__Study questions__.
1. Answer these from the tkmeans package description, one answer a line:
(a) What structure is used to implement the trimming?
(b) How much trimming does the example use when clustering?
(c) Which function calculates BIC in the example?
2. Transcribe the part of the tkmeans package description that begins at the words "iris_mat <- as.matrix(iris[,1:4])" and stops after "BIC_3 <-cluster_BIC(iris_mat, iris_cluster_3)".
3. Translate this sentence from the tkmeans package description into Spanish: "It also provides a number of utility functions such as BIC calculations."

--- Document excerpt ---

Description
Low Memory Use Trimmed K-Means.
Description
Performs the trimmed k-means clustering algorithm with lower memory use. It also provides a number of utility functions such as BIC calculations.
README.md
The tkmeans package attempts to implement the trimmed k-means algorithm of García-Escudero, et. al.(2008) using as little memory as possible. Data is editted in place, the trimming is implemented using a priority queue structure in C++ trhough Rcpp and low memory use versions of utility functions are provided.
An extremely simple example:
Convert the iris dataset to a matrix and rescale matrix columns.
iris_mat <- as.matrix(iris[,1:4]) scale_params<-scale_mat_inplace(iris_mat)
Cluster with 2 and 3 clusters, 10% trimming
iris_cluster_2<- tkmeans(iris_mat, 2 , 0.1, c(1,1,1,1), 1, 10, 0.001) iris_cluster_3<- tkmeans(iris_mat, 2 , 0.1, c(1,1,1,1), 1, 10, 0.001)
Calculate BIC
BIC_2 <-cluster_BIC(iris_mat, iris_cluster_2) BIC_3 <-cluster_BIC(iris_mat, iris_cluster_3)
Allocate using 3 clustering
clustering <- nearest_cluster(iris_mat, iris_cluster_3)
Plot results using reconstructed matrix
library(lattice) orig_matrix <- sweep(sweep(m,2,scale_params[2,],'*'),2,scale_params [1,], '+') xyplot(orig_matrix[,1]~orig_matrix[,2], group=clustering)
To install the latest version:
install.packages("devtools")
library(devtools)
install_github("andrewthomasjones/tkmeans")

--- Data excerpts ---

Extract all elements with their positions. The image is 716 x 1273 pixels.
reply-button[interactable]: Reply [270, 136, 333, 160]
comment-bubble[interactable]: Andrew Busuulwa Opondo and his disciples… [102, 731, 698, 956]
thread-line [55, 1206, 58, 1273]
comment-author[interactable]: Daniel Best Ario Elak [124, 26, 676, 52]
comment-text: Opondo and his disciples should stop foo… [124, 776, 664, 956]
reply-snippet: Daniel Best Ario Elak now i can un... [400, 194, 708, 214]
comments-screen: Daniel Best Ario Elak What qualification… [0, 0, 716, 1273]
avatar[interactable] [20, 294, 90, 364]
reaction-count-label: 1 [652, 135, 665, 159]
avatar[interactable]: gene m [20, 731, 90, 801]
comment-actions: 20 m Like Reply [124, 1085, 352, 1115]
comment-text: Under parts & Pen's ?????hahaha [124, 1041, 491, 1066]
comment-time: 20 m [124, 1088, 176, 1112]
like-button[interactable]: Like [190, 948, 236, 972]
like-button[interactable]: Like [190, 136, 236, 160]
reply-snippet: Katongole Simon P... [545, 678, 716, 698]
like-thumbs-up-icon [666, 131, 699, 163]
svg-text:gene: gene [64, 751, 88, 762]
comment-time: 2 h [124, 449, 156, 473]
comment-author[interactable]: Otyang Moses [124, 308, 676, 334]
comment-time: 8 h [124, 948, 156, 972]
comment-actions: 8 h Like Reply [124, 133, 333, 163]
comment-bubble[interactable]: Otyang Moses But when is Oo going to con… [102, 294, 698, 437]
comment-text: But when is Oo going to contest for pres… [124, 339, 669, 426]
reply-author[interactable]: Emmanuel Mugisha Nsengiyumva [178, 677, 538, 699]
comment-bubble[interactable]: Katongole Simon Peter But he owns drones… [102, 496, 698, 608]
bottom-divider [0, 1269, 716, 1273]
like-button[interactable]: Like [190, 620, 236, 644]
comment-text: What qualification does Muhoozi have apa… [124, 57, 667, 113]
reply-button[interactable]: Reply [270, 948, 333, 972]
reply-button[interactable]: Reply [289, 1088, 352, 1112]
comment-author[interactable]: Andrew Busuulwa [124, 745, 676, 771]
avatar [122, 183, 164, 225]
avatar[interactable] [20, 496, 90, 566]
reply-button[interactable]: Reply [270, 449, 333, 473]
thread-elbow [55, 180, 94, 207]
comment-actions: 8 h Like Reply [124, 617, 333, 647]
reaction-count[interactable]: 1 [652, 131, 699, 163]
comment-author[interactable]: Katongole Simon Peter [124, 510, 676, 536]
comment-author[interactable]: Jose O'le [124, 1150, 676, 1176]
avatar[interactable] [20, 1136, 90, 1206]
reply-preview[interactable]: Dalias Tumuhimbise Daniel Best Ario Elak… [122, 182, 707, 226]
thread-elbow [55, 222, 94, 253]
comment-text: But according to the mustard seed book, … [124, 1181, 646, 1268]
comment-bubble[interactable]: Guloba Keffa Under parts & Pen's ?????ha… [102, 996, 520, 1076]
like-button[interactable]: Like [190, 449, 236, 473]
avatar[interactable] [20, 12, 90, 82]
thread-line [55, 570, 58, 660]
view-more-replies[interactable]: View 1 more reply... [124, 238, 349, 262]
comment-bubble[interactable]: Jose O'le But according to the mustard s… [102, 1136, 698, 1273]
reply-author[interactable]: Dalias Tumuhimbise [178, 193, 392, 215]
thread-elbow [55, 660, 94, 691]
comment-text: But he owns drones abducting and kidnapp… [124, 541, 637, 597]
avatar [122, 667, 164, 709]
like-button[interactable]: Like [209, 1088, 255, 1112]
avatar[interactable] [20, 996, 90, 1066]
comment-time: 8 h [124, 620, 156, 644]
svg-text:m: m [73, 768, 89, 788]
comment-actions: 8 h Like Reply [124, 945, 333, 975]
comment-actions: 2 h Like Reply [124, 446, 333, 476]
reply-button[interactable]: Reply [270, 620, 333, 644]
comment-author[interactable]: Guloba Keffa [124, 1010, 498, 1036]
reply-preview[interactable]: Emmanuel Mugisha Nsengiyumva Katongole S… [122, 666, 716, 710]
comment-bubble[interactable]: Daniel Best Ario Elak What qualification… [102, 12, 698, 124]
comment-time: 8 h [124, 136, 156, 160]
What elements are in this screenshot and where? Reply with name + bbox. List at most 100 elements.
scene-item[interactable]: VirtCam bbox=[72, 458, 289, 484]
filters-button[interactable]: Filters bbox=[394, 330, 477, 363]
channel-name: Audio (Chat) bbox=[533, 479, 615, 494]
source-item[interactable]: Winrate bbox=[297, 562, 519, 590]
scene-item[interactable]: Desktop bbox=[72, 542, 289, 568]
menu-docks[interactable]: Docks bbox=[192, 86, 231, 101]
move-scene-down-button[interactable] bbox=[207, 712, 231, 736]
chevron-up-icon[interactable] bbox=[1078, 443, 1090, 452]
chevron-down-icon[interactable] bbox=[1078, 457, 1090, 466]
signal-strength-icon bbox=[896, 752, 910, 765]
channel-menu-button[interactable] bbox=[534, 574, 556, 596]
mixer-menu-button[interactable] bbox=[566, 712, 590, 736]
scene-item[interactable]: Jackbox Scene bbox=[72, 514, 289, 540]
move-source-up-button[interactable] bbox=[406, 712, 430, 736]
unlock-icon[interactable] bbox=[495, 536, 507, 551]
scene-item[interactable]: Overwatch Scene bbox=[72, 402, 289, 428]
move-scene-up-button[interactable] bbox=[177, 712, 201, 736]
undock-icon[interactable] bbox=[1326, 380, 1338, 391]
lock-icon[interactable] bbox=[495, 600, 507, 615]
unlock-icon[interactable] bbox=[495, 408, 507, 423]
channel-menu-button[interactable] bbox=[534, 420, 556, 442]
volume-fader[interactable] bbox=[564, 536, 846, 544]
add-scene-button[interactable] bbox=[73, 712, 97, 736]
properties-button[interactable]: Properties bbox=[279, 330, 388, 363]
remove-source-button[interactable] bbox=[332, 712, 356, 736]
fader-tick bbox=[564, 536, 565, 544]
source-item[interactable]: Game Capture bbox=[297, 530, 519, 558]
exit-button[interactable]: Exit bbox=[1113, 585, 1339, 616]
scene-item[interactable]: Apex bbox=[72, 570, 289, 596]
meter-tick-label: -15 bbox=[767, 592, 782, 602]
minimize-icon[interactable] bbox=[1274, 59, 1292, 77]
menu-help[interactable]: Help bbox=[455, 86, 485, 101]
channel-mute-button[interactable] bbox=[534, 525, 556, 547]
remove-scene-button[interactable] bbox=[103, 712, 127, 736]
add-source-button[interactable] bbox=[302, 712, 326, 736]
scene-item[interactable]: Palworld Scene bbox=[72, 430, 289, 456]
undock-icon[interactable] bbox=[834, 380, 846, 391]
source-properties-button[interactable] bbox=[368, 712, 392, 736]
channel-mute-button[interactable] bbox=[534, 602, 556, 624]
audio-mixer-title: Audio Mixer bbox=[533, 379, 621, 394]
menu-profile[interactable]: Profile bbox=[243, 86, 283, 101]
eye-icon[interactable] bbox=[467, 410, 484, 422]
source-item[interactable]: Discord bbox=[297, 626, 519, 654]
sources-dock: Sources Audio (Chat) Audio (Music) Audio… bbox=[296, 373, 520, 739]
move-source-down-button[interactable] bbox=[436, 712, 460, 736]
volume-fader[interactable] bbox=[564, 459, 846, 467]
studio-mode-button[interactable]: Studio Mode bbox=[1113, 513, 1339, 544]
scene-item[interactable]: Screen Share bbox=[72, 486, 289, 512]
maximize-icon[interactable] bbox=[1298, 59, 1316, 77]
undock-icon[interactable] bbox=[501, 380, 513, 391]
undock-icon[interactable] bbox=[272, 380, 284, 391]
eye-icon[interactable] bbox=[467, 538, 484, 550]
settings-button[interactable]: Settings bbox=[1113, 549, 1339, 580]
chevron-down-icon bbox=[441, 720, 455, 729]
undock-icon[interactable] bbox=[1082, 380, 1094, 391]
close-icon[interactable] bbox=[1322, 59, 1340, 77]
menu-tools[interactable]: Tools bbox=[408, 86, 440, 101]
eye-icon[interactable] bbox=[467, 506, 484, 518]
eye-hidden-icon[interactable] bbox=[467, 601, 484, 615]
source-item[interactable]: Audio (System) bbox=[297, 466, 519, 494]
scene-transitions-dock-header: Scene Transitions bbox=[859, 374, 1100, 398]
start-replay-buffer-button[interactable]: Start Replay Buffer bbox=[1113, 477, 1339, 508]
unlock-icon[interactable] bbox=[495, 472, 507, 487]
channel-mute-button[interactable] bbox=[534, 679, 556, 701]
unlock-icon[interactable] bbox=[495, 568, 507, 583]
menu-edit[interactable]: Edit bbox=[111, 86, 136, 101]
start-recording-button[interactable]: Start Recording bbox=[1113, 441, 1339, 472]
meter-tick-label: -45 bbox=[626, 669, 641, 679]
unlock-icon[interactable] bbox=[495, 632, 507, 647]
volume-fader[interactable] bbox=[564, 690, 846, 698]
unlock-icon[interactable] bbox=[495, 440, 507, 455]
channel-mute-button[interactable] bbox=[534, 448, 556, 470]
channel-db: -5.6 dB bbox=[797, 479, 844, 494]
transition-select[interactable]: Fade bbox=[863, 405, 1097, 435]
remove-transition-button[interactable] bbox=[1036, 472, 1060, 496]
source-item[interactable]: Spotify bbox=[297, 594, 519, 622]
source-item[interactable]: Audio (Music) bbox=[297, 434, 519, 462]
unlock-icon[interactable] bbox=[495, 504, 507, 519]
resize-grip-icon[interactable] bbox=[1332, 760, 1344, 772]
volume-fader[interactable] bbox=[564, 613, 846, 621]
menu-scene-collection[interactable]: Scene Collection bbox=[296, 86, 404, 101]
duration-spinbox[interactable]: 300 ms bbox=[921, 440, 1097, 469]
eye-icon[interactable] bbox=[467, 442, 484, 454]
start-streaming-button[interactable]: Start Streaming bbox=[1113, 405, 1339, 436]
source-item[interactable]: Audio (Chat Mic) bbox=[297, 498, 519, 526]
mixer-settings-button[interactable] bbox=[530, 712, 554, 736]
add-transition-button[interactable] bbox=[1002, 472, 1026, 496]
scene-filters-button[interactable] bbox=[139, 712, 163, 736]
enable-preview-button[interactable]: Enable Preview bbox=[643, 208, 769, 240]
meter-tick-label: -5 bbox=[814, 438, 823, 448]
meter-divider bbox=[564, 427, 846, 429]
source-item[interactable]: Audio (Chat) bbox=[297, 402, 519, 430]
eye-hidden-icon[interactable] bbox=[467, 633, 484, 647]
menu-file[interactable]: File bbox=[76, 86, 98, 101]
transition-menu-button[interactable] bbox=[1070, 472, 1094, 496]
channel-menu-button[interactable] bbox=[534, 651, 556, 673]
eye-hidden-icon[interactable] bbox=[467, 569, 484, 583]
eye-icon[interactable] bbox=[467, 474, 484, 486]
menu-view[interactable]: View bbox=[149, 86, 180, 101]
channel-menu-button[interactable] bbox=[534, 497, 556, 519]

---

__Task answers__.
1.
(a) A priority queue structure in C++
(b) 10%
(c) cluster_BIC

2.
iris_mat <- as.matrix(iris[,1:4]) scale_params<-scale_mat_inplace(iris_mat)
Cluster with 2 and 3 clusters, 10% trimming
iris_cluster_2<- tkmeans(iris_mat, 2 , 0.1, c(1,1,1,1), 1, 10, 0.001) iris_cluster_3<- tkmeans(iris_mat, 2 , 0.1, c(1,1,1,1), 1, 10, 0.001)
Calculate BIC
BIC_2 <-cluster_BIC(iris_mat, iris_cluster_2) BIC_3 <-cluster_BIC(iris_mat, iris_cluster_3)

3. También ofrece varias funciones de utilidad, como los cálculos de BIC.